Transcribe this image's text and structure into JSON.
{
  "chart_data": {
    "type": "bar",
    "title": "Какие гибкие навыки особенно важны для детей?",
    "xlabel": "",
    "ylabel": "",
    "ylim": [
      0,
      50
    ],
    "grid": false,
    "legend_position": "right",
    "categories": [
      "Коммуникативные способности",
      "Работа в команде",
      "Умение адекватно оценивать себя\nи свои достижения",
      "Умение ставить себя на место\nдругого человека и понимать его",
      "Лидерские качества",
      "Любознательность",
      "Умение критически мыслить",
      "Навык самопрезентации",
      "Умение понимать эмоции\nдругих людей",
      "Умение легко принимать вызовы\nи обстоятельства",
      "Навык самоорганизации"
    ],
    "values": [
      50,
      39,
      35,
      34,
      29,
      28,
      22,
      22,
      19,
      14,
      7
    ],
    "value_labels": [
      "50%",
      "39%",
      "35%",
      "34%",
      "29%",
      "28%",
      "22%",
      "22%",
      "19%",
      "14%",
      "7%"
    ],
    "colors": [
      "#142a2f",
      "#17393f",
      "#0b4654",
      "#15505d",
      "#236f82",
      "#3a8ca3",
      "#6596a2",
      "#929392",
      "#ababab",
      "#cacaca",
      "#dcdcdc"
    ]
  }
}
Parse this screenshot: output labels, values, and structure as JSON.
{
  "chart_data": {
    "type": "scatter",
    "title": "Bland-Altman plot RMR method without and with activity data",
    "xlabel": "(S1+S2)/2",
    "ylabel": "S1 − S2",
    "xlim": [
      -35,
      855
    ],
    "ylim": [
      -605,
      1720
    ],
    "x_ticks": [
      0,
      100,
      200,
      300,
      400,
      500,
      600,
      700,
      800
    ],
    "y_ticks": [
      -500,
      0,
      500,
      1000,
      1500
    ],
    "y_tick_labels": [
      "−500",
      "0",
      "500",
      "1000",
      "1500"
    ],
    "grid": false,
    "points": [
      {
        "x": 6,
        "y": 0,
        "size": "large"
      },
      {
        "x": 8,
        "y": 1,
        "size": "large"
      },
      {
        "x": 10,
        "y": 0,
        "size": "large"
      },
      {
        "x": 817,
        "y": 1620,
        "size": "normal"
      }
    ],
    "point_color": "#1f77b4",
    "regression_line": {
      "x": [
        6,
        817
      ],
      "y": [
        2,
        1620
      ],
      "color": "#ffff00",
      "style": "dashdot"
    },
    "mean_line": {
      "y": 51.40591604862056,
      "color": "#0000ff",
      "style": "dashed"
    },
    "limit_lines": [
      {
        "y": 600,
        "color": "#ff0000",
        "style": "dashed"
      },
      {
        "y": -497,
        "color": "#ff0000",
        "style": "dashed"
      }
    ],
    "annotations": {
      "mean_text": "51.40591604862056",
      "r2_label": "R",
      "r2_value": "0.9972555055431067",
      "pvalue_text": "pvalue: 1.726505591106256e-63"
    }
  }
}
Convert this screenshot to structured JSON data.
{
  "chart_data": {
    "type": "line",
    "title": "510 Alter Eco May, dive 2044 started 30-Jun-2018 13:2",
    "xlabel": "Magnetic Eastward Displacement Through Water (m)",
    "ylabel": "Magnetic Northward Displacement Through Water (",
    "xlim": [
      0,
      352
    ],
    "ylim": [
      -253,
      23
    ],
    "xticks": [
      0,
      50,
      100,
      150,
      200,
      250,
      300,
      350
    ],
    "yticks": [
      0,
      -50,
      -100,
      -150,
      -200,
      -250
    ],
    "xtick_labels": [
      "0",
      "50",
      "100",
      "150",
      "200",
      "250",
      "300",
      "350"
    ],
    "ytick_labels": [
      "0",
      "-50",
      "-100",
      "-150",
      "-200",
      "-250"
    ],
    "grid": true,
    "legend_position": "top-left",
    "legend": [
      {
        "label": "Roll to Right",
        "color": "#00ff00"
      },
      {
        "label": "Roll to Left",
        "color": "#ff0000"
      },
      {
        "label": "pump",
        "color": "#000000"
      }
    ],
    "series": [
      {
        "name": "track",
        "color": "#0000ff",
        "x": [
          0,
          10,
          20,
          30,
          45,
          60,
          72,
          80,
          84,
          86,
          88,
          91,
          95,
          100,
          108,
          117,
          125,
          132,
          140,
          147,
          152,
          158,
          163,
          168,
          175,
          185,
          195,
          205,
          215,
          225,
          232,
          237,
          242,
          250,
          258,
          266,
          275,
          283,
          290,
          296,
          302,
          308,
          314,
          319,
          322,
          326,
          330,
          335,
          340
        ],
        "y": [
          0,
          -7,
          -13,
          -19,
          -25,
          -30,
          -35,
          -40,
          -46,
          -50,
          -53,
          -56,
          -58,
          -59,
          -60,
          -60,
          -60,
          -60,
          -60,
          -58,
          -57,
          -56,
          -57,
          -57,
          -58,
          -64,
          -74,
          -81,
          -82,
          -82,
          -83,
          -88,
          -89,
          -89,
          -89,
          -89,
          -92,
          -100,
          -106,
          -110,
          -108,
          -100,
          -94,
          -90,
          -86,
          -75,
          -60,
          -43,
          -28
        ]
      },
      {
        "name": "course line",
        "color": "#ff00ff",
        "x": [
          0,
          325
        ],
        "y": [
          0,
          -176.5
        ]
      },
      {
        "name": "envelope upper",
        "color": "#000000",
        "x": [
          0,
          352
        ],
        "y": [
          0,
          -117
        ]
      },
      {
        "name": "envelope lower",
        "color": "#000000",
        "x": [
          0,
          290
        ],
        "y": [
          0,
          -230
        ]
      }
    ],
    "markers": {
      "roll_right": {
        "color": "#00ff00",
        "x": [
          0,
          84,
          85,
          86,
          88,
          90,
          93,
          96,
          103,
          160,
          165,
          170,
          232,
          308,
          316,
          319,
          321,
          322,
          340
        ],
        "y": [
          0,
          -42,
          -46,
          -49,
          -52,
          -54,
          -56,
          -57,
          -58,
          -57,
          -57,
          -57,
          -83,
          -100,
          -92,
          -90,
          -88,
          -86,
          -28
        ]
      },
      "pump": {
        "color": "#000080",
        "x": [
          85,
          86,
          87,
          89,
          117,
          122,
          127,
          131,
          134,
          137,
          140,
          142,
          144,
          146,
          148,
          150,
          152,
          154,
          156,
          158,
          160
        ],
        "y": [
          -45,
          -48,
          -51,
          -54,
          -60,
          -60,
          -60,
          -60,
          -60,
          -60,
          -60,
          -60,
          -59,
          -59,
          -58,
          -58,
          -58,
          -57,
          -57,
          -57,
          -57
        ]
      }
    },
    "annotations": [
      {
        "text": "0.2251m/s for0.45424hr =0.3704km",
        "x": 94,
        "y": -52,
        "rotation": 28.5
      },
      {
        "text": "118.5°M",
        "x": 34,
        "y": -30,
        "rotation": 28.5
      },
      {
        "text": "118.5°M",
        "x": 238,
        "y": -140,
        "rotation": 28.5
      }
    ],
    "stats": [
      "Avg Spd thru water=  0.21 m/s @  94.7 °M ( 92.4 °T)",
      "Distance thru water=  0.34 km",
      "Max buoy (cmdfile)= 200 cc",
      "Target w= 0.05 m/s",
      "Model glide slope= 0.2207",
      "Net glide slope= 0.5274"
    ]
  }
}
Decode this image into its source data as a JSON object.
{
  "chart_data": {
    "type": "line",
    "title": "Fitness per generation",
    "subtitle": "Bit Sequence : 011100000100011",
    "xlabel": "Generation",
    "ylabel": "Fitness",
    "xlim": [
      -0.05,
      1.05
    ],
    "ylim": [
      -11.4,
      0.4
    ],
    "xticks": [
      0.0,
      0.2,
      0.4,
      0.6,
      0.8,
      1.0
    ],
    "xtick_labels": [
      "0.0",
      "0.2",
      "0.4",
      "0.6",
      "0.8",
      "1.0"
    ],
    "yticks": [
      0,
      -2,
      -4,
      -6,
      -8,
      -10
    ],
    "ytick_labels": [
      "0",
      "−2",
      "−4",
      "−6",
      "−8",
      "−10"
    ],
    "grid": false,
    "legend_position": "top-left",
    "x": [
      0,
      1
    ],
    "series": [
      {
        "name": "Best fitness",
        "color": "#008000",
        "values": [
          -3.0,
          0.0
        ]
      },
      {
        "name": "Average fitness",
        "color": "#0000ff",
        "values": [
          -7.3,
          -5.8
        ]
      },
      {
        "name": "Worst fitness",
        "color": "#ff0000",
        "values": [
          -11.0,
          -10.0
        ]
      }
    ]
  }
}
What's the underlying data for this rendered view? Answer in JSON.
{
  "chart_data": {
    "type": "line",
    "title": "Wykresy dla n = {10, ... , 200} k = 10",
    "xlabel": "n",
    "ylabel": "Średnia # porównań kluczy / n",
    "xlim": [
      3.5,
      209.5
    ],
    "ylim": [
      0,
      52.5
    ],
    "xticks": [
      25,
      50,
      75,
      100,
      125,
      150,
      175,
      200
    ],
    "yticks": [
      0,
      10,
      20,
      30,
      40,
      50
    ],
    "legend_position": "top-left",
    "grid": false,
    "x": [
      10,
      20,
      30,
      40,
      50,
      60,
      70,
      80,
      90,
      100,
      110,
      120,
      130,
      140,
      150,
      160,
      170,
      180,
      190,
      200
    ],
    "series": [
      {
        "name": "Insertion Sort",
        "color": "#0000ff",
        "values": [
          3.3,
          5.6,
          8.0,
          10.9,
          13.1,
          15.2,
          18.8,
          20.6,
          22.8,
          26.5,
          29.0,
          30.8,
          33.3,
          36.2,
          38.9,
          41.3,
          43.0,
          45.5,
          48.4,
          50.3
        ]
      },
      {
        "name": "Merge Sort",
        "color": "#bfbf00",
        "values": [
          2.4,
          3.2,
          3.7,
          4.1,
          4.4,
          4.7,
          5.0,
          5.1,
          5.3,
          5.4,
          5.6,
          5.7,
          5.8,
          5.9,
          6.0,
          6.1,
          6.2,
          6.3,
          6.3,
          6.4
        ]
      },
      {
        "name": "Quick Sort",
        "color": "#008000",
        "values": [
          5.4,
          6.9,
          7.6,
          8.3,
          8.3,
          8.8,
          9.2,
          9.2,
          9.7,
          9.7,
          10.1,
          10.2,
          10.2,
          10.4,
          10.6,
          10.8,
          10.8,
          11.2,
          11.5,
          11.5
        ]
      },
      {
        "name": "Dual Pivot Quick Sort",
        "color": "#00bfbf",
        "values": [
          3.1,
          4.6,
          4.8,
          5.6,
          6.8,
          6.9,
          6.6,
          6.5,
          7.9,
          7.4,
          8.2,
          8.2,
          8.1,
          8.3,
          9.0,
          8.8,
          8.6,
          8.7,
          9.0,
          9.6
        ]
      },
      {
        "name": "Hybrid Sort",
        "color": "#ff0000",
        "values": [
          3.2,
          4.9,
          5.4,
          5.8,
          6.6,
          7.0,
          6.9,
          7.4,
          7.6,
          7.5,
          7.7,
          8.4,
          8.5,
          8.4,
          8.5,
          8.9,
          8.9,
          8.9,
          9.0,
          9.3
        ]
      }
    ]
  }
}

####

Read the data above. Pull out each line in which the string "Displacement" appears.

    "xlabel": "Magnetic Eastward Displacement Through Water (m)",
    "ylabel": "Magnetic Northward Displacement Through Water (",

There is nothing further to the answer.